Metin alıntısı —
▬▬▬

20 Aralık 2013 00:10

‘Bakanlarımı yedirmem’ diye gürleyemedi!

‘Bakanlarımı yedirmem’ diye gürleyemedi!

Fotoğraf: Envato

Paylaş

Nihayet kaleye Başbakan Erdoğan geçti! Başbakanın ilk yaptığı da son zamanlarda sıkça yaptığı gibi, Başbakan Yardımcısı Bülent Arınç’ın bir yandan operasyonun yapılış biçimini eleştirirken öte yandan bu operasyondaki Cemaat parmağına dikkat çekenleri de eleştirdiği “ortayı bulma” amaçlı açıklamasını yalanlamak oldu. Konuyla ilgi gazetecilerin sorularını yanıtlayan Başbakan Erdoğan, “Gezi olaylarında istediklerini alamayanların yeni bir adım attığı” ezberini yeniledikten sonra şöyle devam etti: “… Çeteler şu anda devletin içinde devlet olma ve böyle anlayışla süreci istedikleri gibi yönetme, yönlendirme gayreti içine girme olayıdır. Fakat bu örgütlenmeyi kesinlikle meydana çıkaracağız. Ve bu babamızın oğlu olsa dinlemeyiz. Şuymuş buymuş, şucuymuş bucuymuş bizi enterese etmez. 28 Şubat’ın farklı versiyonu uygulanıyor…. Ben bunu karşılıksız da bırakamam!” Anlaşılan Başbakan, yardımcısı Arınç’tan farklı olarak, Fethullah Gülen’den gelen “Operasyonu yapan kişileri tanımam. Bizimle bir ilişkisi yok” açıklamasına inanmamış!
Başbakanın bu tavrı dikkate alındığında ve son haftalarda yandaş basında açıkça dile getirilen “Emniyet-yargı cuntası var. Bunlar hakkında seçimden sonra operasyon yapılacak” haberleriyle birleştirildiğinde, hükümetin bu hamlesinin yolsuzluk operasyonuna karşı hamlesinin “Seçimden sonra yapılacak” denilen çete operasyonu belki de öne alınacağını, önümüzdeki günlerde başlatılacağını söylemek yanlış olmaz.

▬▬▬

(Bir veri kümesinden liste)
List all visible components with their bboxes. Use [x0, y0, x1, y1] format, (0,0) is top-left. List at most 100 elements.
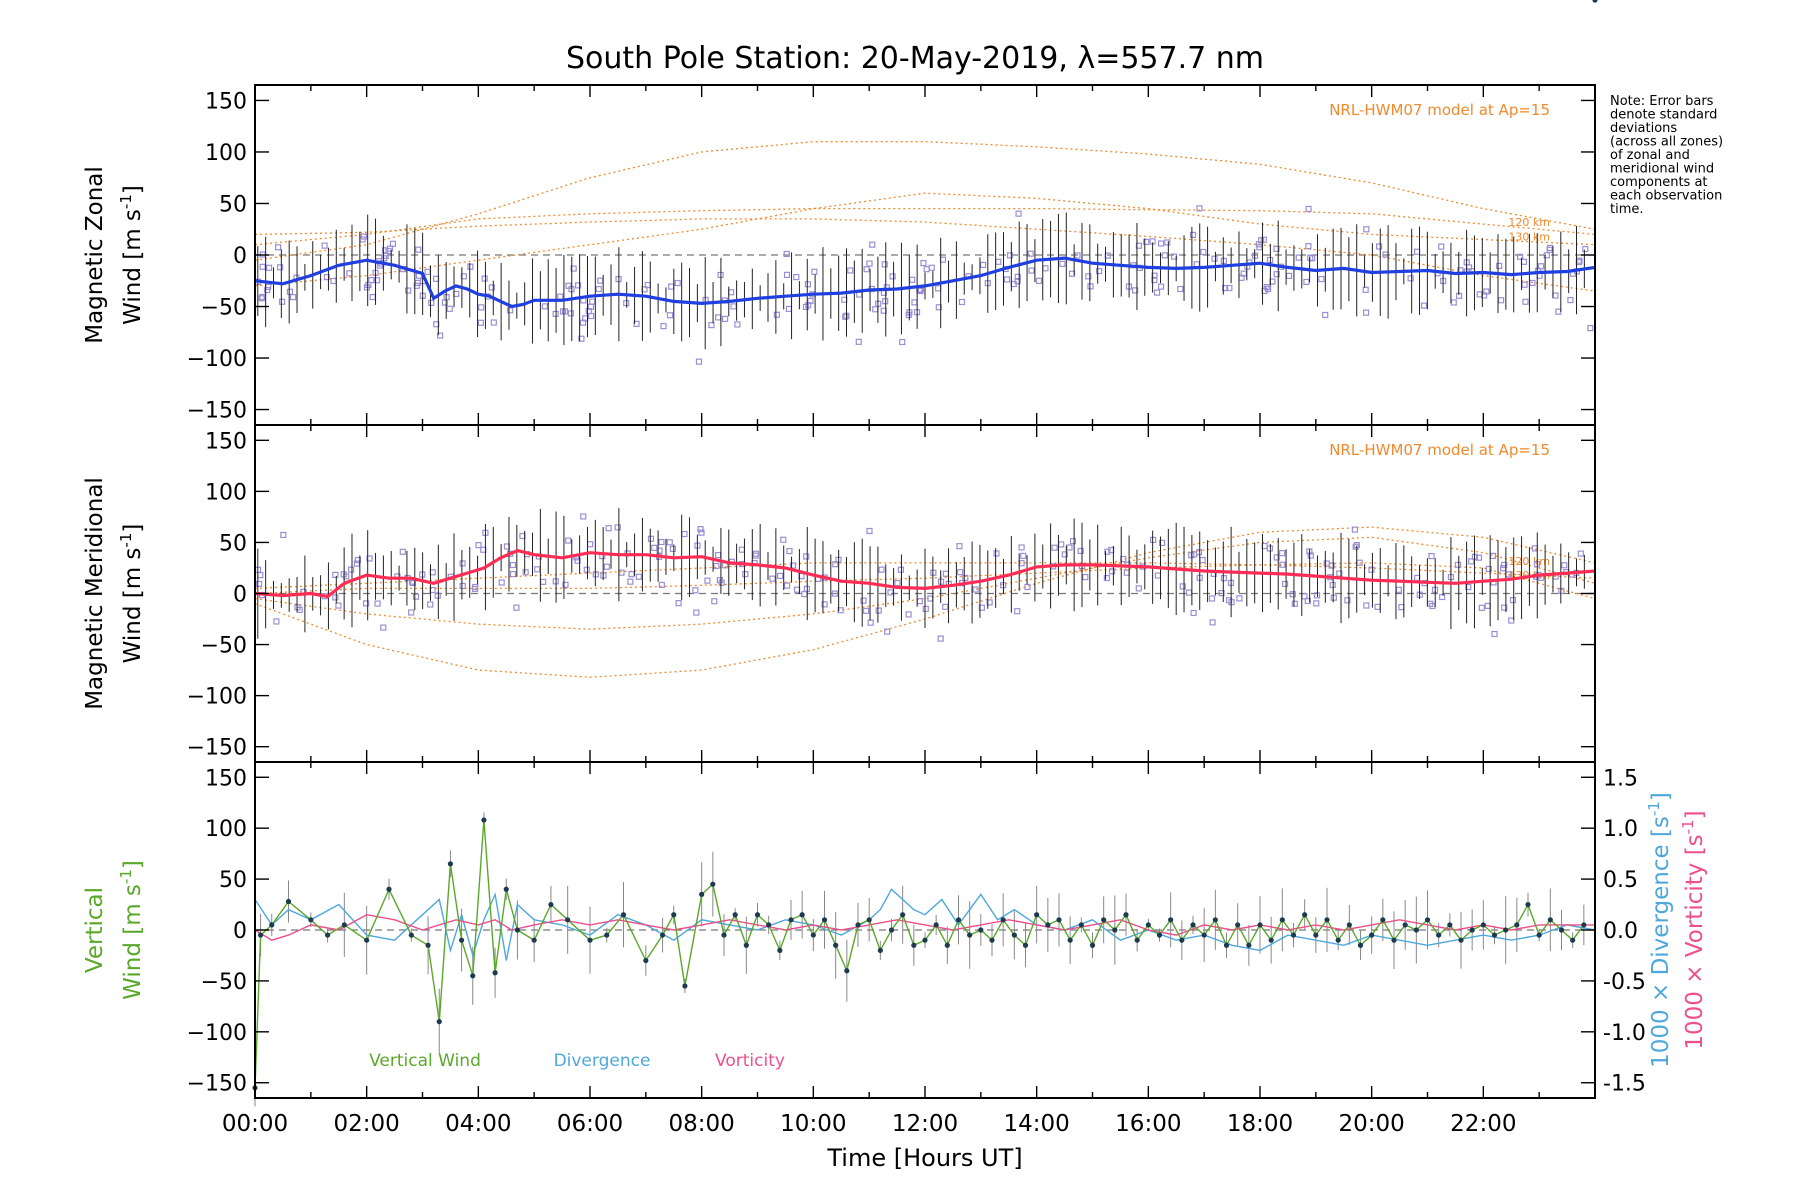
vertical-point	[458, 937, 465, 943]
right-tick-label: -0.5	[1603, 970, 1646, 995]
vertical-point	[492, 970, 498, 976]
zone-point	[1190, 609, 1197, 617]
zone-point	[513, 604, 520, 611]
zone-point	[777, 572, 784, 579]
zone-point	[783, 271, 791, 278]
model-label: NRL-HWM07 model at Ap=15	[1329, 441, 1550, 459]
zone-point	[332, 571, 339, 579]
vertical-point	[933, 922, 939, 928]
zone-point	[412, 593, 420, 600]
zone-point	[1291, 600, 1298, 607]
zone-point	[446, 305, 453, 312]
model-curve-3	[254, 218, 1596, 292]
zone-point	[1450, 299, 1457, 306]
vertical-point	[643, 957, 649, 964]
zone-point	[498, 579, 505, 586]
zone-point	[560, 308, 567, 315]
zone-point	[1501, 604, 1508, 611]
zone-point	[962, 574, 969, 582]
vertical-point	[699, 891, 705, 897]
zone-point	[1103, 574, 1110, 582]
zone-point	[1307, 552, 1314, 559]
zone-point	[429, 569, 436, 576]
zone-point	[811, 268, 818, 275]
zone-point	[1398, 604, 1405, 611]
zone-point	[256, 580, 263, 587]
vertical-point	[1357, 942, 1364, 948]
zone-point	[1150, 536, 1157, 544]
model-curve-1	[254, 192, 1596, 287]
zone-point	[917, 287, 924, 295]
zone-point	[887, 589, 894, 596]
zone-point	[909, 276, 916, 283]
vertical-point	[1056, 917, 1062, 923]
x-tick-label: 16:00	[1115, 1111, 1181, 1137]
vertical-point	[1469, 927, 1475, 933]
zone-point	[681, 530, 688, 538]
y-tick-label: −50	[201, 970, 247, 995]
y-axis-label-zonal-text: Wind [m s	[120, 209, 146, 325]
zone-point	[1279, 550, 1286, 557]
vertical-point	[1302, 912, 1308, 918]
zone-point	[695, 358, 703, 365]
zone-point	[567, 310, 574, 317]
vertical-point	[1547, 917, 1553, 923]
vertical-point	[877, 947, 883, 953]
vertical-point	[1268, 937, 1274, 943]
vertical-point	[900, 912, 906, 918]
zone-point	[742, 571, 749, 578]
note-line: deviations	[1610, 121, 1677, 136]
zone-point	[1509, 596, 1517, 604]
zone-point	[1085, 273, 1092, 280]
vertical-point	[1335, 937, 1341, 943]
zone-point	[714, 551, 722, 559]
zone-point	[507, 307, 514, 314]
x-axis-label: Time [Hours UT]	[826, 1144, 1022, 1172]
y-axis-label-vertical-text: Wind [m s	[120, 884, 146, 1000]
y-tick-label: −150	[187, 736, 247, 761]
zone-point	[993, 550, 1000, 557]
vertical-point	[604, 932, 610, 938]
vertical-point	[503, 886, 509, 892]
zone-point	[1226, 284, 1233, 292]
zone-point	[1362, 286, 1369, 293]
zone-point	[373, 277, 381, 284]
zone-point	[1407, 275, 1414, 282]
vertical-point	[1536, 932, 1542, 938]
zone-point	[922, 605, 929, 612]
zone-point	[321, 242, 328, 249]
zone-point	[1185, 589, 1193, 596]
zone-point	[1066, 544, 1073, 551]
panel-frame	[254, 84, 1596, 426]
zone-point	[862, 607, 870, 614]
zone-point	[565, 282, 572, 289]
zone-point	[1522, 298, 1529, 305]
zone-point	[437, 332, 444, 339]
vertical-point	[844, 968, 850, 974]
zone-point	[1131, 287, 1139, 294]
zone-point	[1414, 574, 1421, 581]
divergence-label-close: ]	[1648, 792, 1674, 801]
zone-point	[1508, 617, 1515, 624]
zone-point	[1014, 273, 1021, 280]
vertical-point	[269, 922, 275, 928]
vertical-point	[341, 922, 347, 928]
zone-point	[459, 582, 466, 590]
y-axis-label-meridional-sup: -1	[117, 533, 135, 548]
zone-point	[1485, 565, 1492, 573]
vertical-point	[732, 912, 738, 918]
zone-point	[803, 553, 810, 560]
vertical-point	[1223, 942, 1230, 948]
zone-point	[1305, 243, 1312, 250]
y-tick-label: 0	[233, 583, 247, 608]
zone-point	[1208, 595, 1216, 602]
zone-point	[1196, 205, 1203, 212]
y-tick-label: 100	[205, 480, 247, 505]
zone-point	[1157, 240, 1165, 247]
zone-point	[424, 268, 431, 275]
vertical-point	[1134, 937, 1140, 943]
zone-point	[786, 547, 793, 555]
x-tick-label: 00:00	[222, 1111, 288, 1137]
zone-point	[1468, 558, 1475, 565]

▬▬▬

Görev —
Metne göre aşağıdaki soruları yanıtlayın:
(a) Başbakan Erdoğan, açıklamasını yalanladığı Başbakan Yardımcısı olarak kimi hedef aldı?
(b) Erdoğan'a göre hangi tarihin farklı bir versiyonu uygulanıyor?
(c) Yandaş basındaki haberlere göre emniyet-yargı cuntası hakkındaki operasyon ne zaman yapılacaktı?

Çözüm —
(a) Erdoğan, Başbakan Yardımcısı Bülent Arınç'ın açıklamasını yalanladı.
(b) Erdoğan'a göre 28 Şubat'ın farklı bir versiyonu uygulanıyor.
(c) Bu haberlere göre operasyon seçimden sonra yapılacaktı.